Begin Source

Evangelicalism

A Game Plan for Slumped-Shouldered Christians

A Game Plan for Slumped-Shouldered Christians

Jason Cherry

Dec 1, 2020

If you begin at the root and rise of it, Satan has schemed to war against God’s people from the beginning. Sometimes he slithers up to an unsuspecting damsel. Sometimes he drops the dead weight of a heavy blade onto an innocent neck. Ever since the light of the gospel broke out in the New World, Satan has made war against the Saints in North America. His objective is to stifle the truth of Jesus Christ—the God-man, the anti-Curse, the Savior, the Creator, the Lord.

In days and lands gone past, Christians suffered much persecution. Roman Emperors and Queens named Mary carried out cruel torments against those who professed the name of Christ. The goal was not oppression, but destruction. The goal was to ruin.

End Source
Begin Supplied material

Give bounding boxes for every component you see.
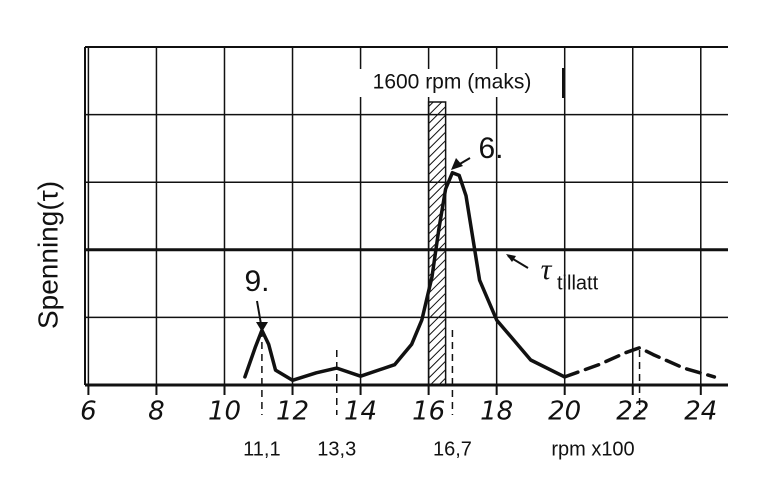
x-tick-label: 6 — [80, 397, 97, 427]
peak-label: 9. — [244, 265, 269, 298]
label-bg — [342, 69, 562, 97]
y-axis-label: Spenning(τ) — [32, 181, 63, 329]
marker-label: 11,1 — [243, 438, 280, 460]
curve — [243, 170, 567, 383]
max-band-label: 1600 rpm (maks) — [373, 71, 532, 94]
x-tick-label: 18 — [480, 397, 513, 427]
x-tick-label: 8 — [148, 397, 165, 427]
curve — [562, 346, 717, 379]
marker-label: 16,7 — [433, 438, 472, 460]
peak-label: 6. — [478, 132, 503, 165]
arrowhead — [256, 322, 268, 332]
x-tick-label: 16 — [412, 397, 445, 427]
x-tick-label: 10 — [208, 397, 241, 427]
x-tick-label: 12 — [276, 397, 309, 427]
marker-label: 13,3 — [317, 438, 356, 460]
limit-label: tillatt — [557, 272, 599, 294]
limit-arrowhead — [506, 254, 516, 262]
arrowhead — [451, 158, 463, 170]
x-tick-label: 14 — [344, 397, 377, 427]
x-tick-label: 22 — [616, 397, 649, 427]
x-tick-label: 24 — [684, 397, 717, 427]
x-axis-label: rpm x100 — [551, 438, 634, 460]
x-tick-label: 20 — [548, 397, 581, 427]
limit-symbol: τ — [541, 253, 553, 286]
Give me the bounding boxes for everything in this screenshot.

End Supplied material

Parts of the exercise:
[A] From the article on slumped-shouldered Christians, list each title the author gives to Jesus Christ after the dash in the sentence stating Satan's objective.
[B] Carry on the article on slumped-shouldered Christians from the point where it ends, keeping its tone and argument.
These rows come from a separate source and have no connection to the article.

The responses:
[A]
- the God-man
- the anti-Curse
- the Savior
- the Creator
- the Lord

[B]
And so the phrase “Church Militant” is useful in describing the church’s constant spiritual warfare against the gates of the enemy. In the United States today there has yet to be a Bloody Mary. When someone joined the Christian church from the early seventeenth century to the late twentieth century, they gained social capital. In the twenty-first-century when someone joins the church, they lose social capital.[1] Today, Christianity is a byword, and Christians are mocked. It is a matter of reproach to confess faith in God. Christians today must resolve to sustain mocks and insults from the approved tweets of the “thought leaders.” The revolutionaries are not interested in Modus Vivendi. The loony bin faction is zealous for unreality. They aren’t alone. Too many PCA, SBC, and Acts29 pastors are more interested in a seat at the cool table than the Lord’s Table.

For these reasons and more, there is a bevy of slumped-shouldered Christians who have forgotten about Christianity’s bright future. Christianity is patterned after Christ. He was crucified but then resurrected (1 Cor. 15:20). Likewise, Christians are crucified (Luke 9:23) but then resurrected (1 Cor. 15:23). The Apostle Paul speaks of the resurrection as “victory” (1 Cor. 15:54f). The victory that this resurrection signifies is definitive.

Here's the point, spelled out in italicized letters: Since we’ve already won the victory, it’s time we started acting like it.

How do we start acting like it?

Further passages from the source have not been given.